Keep only the lines where "reuniões" appears.

----------

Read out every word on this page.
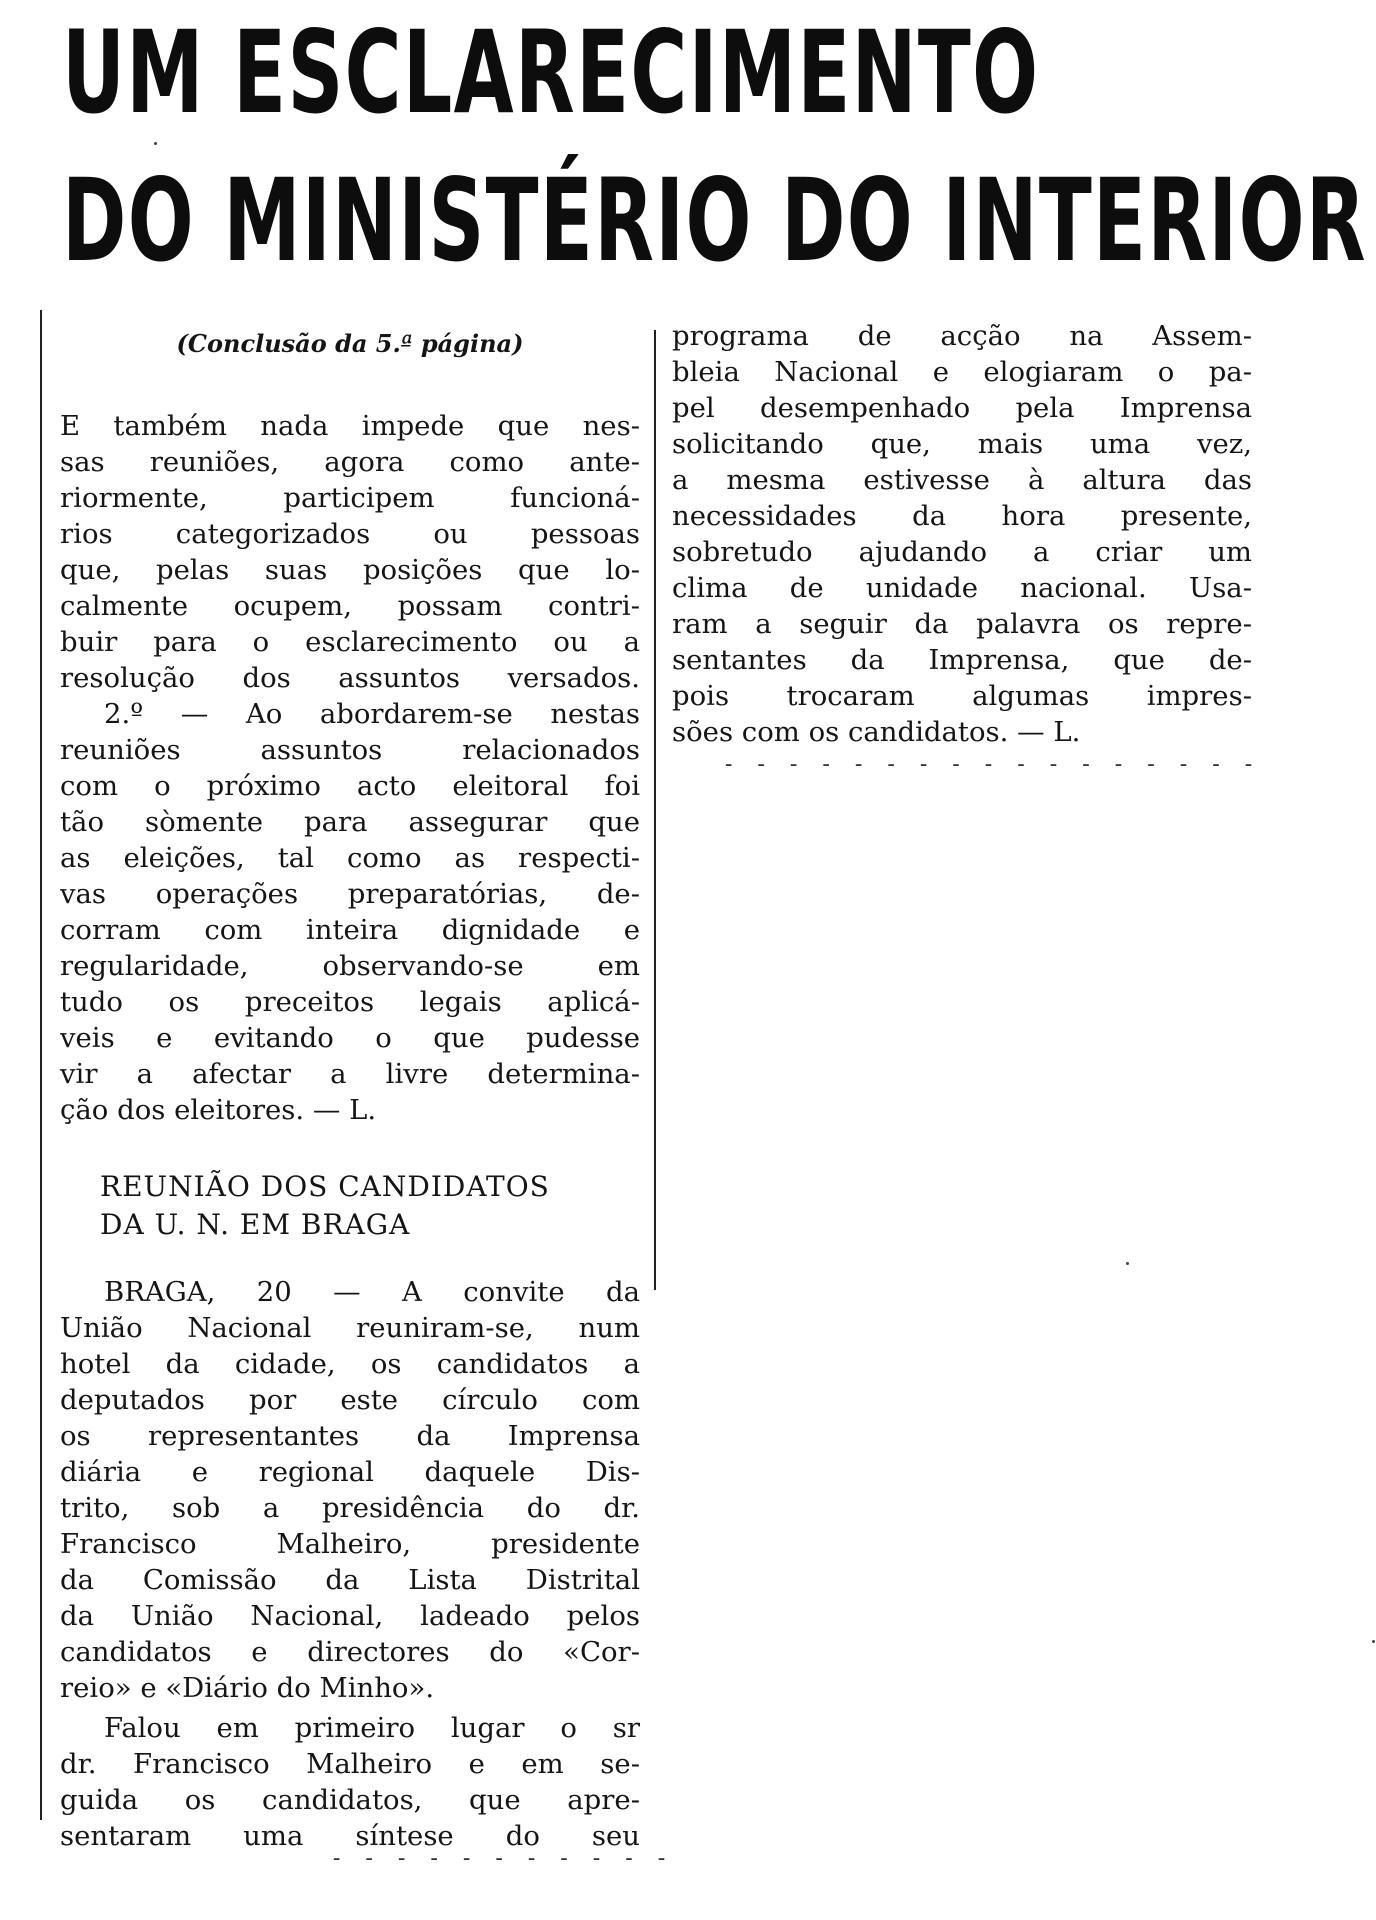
UM ESCLARECIMENTO
DO MINISTÉRIO DO INTERIOR

(Conclusão da 5.ª página)

E também nada impede que nes-

sas reuniões, agora como ante-

riormente, participem funcioná-

rios categorizados ou pessoas

que, pelas suas posições que lo-

calmente ocupem, possam contri-

buir para o esclarecimento ou a

resolução dos assuntos versados.

2.º — Ao abordarem-se nestas

reuniões assuntos relacionados

com o próximo acto eleitoral foi

tão sòmente para assegurar que

as eleições, tal como as respecti-

vas operações preparatórias, de-

corram com inteira dignidade e

regularidade, observando-se em

tudo os preceitos legais aplicá-

veis e evitando o que pudesse

vir a afectar a livre determina-

ção dos eleitores. — L.

REUNIÃO DOS CANDIDATOS

DA U. N. EM BRAGA

BRAGA, 20 — A convite da

União Nacional reuniram-se, num

hotel da cidade, os candidatos a

deputados por este círculo com

os representantes da Imprensa

diária e regional daquele Dis-

trito, sob a presidência do dr.

Francisco Malheiro, presidente

da Comissão da Lista Distrital

da União Nacional, ladeado pelos

candidatos e directores do «Cor-

reio» e «Diário do Minho».

Falou em primeiro lugar o sr

dr. Francisco Malheiro e em se-

guida os candidatos, que apre-

sentaram uma síntese do seu

programa de acção na Assem-

bleia Nacional e elogiaram o pa-

pel desempenhado pela Imprensa

solicitando que, mais uma vez,

a mesma estivesse à altura das

necessidades da hora presente,

sobretudo ajudando a criar um

clima de unidade nacional. Usa-

ram a seguir da palavra os repre-

sentantes da Imprensa, que de-

pois trocaram algumas impres-

sões com os candidatos. — L.

- - - - - - - - - - - - - - - - -
- - - - - - - - - - -
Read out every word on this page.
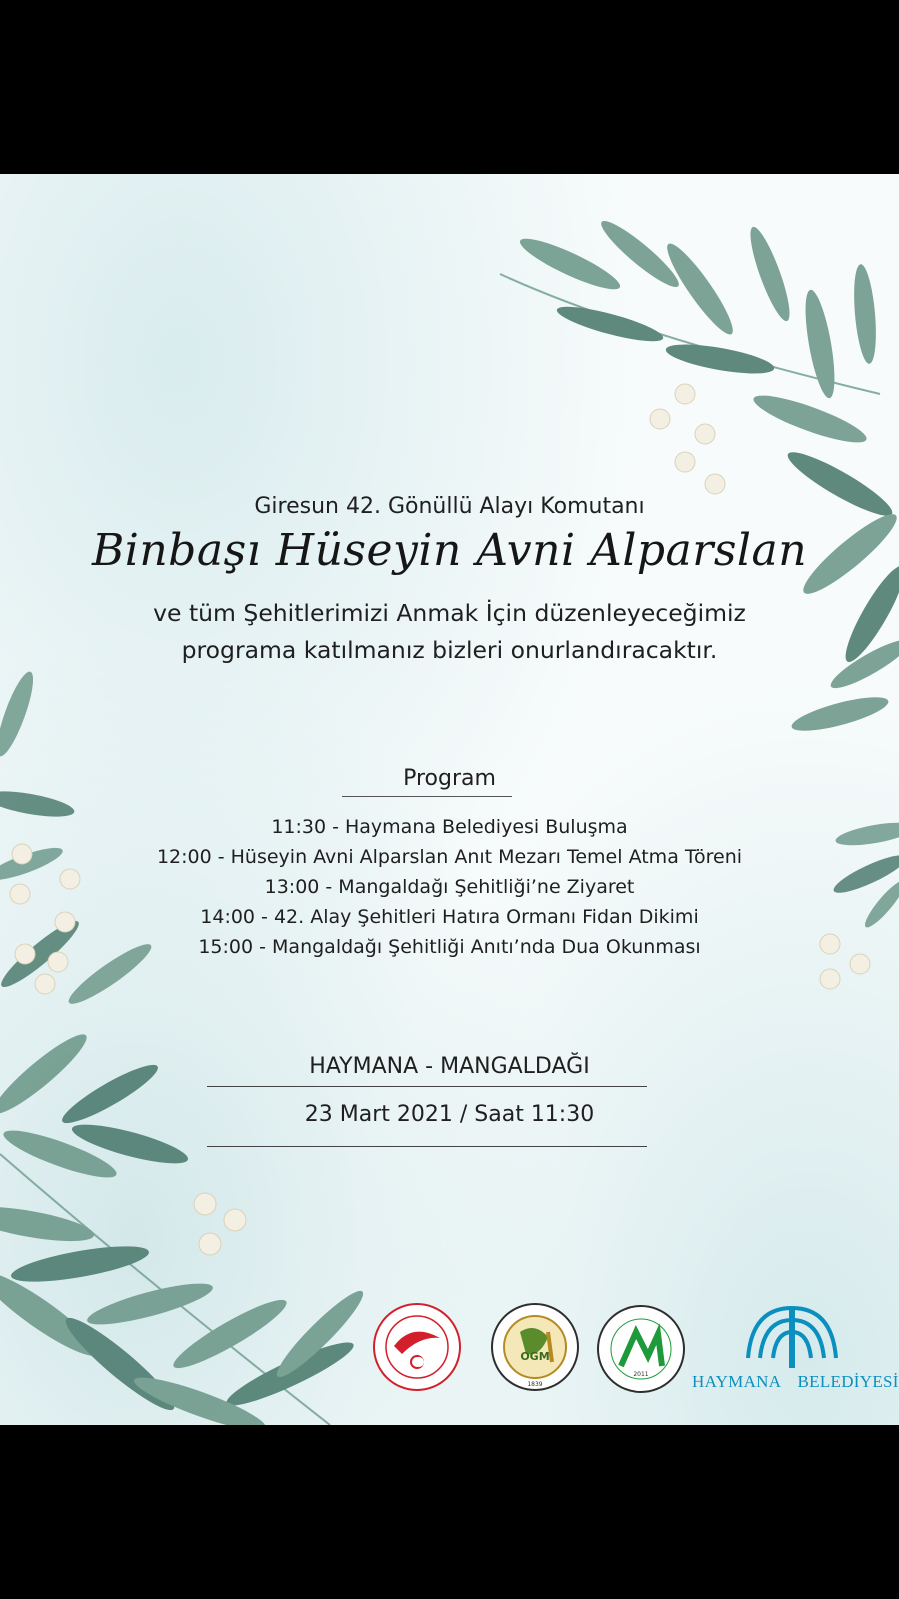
Giresun 42. Gönüllü Alayı Komutanı
Binbaşı Hüseyin Avni Alparslan
ve tüm Şehitlerimizi Anmak İçin düzenleyeceğimiz
programa katılmanız bizleri onurlandıracaktır.
Program
11:30 - Haymana Belediyesi Buluşma
12:00 - Hüseyin Avni Alparslan Anıt Mezarı Temel Atma Töreni
13:00 - Mangaldağı Şehitliği’ne Ziyaret
14:00 - 42. Alay Şehitleri Hatıra Ormanı Fidan Dikimi
15:00 - Mangaldağı Şehitliği Anıtı’nda Dua Okunması
HAYMANA - MANGALDAĞI
23 Mart 2021 / Saat 11:30
OGM
1839
2011	HAYMANA BELEDİYESİ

----------

Solution to this problem:
sas reuniões, agora como ante-
reuniões assuntos relacionados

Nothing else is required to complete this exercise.